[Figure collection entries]

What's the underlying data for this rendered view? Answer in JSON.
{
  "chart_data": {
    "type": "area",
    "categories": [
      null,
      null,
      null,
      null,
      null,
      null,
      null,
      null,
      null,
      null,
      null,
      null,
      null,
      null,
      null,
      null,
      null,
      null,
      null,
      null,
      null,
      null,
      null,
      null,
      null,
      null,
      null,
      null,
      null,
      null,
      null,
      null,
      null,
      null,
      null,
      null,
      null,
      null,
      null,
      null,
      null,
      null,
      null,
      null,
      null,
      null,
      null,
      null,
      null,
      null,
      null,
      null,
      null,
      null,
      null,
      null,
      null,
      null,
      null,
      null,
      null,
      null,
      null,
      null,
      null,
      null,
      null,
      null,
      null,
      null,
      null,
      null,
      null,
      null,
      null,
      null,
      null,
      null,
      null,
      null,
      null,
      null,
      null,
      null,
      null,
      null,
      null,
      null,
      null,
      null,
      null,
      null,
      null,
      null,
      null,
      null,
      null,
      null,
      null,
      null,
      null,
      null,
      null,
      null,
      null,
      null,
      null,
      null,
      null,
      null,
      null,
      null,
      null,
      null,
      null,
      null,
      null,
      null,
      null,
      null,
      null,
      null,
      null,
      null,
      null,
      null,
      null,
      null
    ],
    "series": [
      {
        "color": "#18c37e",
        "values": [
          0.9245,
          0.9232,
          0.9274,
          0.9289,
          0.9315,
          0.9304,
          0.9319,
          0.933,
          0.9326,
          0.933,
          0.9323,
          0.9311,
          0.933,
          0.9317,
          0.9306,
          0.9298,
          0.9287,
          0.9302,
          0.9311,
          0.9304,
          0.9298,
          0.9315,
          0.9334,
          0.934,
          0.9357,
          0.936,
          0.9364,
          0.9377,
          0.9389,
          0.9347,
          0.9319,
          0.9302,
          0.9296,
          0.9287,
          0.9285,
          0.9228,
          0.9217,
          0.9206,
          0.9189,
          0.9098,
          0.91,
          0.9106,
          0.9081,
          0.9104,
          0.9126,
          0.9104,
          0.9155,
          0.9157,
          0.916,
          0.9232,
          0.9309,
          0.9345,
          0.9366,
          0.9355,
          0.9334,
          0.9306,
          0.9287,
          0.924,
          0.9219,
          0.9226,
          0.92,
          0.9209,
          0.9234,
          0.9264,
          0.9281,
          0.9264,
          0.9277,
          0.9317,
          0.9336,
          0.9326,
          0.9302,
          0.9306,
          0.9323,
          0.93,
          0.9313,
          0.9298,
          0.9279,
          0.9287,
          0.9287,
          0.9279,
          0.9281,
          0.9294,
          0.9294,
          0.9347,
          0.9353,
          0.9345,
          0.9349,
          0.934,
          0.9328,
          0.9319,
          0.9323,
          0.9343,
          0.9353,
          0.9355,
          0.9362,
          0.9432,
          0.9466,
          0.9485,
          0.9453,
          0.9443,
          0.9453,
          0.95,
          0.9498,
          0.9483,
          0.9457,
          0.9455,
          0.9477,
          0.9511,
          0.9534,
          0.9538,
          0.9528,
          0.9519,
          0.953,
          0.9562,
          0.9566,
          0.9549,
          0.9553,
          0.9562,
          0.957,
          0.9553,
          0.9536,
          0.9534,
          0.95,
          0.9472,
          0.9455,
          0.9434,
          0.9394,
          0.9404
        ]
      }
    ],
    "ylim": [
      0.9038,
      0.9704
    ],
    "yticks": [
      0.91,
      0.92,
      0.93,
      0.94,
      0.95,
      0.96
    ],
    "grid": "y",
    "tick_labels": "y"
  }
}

**What is being asked:** Extract the complete data, matching each line exactly.

**Solution to this problem:**
What's the underlying data for this rendered view? Answer in JSON.
{
  "chart_data": {
    "type": "area",
    "categories": [
      null,
      null,
      null,
      null,
      null,
      null,
      null,
      null,
      null,
      null,
      null,
      null,
      null,
      null,
      null,
      null,
      null,
      null,
      null,
      null,
      null,
      null,
      null,
      null,
      null,
      null,
      null,
      null,
      null,
      null,
      null,
      null,
      null,
      null,
      null,
      null,
      null,
      null,
      null,
      null,
      null,
      null,
      null,
      null,
      null,
      null,
      null,
      null,
      null,
      null,
      null,
      null,
      null,
      null,
      null,
      null,
      null,
      null,
      null,
      null,
      null,
      null,
      null,
      null,
      null,
      null,
      null,
      null,
      null,
      null,
      null,
      null,
      null,
      null,
      null,
      null,
      null,
      null,
      null,
      null,
      null,
      null,
      null,
      null,
      null,
      null,
      null,
      null,
      null,
      null,
      null,
      null,
      null,
      null,
      null,
      null,
      null,
      null,
      null,
      null,
      null,
      null,
      null,
      null,
      null,
      null,
      null,
      null,
      null,
      null,
      null,
      null,
      null,
      null,
      null,
      null,
      null,
      null,
      null,
      null,
      null,
      null,
      null,
      null,
      null,
      null,
      null,
      null
    ],
    "series": [
      {
        "color": "#18c37e",
        "values": [
          0.9245,
          0.9232,
          0.9274,
          0.9289,
          0.9315,
          0.9304,
          0.9319,
          0.933,
          0.9326,
          0.933,
          0.9323,
          0.9311,
          0.933,
          0.9317,
          0.9306,
          0.9298,
          0.9287,
          0.9302,
          0.9311,
          0.9304,
          0.9298,
          0.9315,
          0.9334,
          0.934,
          0.9357,
          0.936,
          0.9364,
          0.9377,
          0.9389,
          0.9347,
          0.9319,
          0.9302,
          0.9296,
          0.9287,
          0.9285,
          0.9228,
          0.9217,
          0.9206,
          0.9189,
          0.9098,
          0.91,
          0.9106,
          0.9081,
          0.9104,
          0.9126,
          0.9104,
          0.9155,
          0.9157,
          0.916,
          0.9232,
          0.9309,
          0.9345,
          0.9366,
          0.9355,
          0.9334,
          0.9306,
          0.9287,
          0.924,
          0.9219,
          0.9226,
          0.92,
          0.9209,
          0.9234,
          0.9264,
          0.9281,
          0.9264,
          0.9277,
          0.9317,
          0.9336,
          0.9326,
          0.9302,
          0.9306,
          0.9323,
          0.93,
          0.9313,
          0.9298,
          0.9279,
          0.9287,
          0.9287,
          0.9279,
          0.9281,
          0.9294,
          0.9294,
          0.9347,
          0.9353,
          0.9345,
          0.9349,
          0.934,
          0.9328,
          0.9319,
          0.9323,
          0.9343,
          0.9353,
          0.9355,
          0.9362,
          0.9432,
          0.9466,
          0.9485,
          0.9453,
          0.9443,
          0.9453,
          0.95,
          0.9498,
          0.9483,
          0.9457,
          0.9455,
          0.9477,
          0.9511,
          0.9534,
          0.9538,
          0.9528,
          0.9519,
          0.953,
          0.9562,
          0.9566,
          0.9549,
          0.9553,
          0.9562,
          0.957,
          0.9553,
          0.9536,
          0.9534,
          0.95,
          0.9472,
          0.9455,
          0.9434,
          0.9394,
          0.9404
        ]
      }
    ],
    "ylim": [
      0.9038,
      0.9704
    ],
    "yticks": [
      0.91,
      0.92,
      0.93,
      0.94,
      0.95,
      0.96
    ],
    "grid": "y",
    "tick_labels": "y"
  }
}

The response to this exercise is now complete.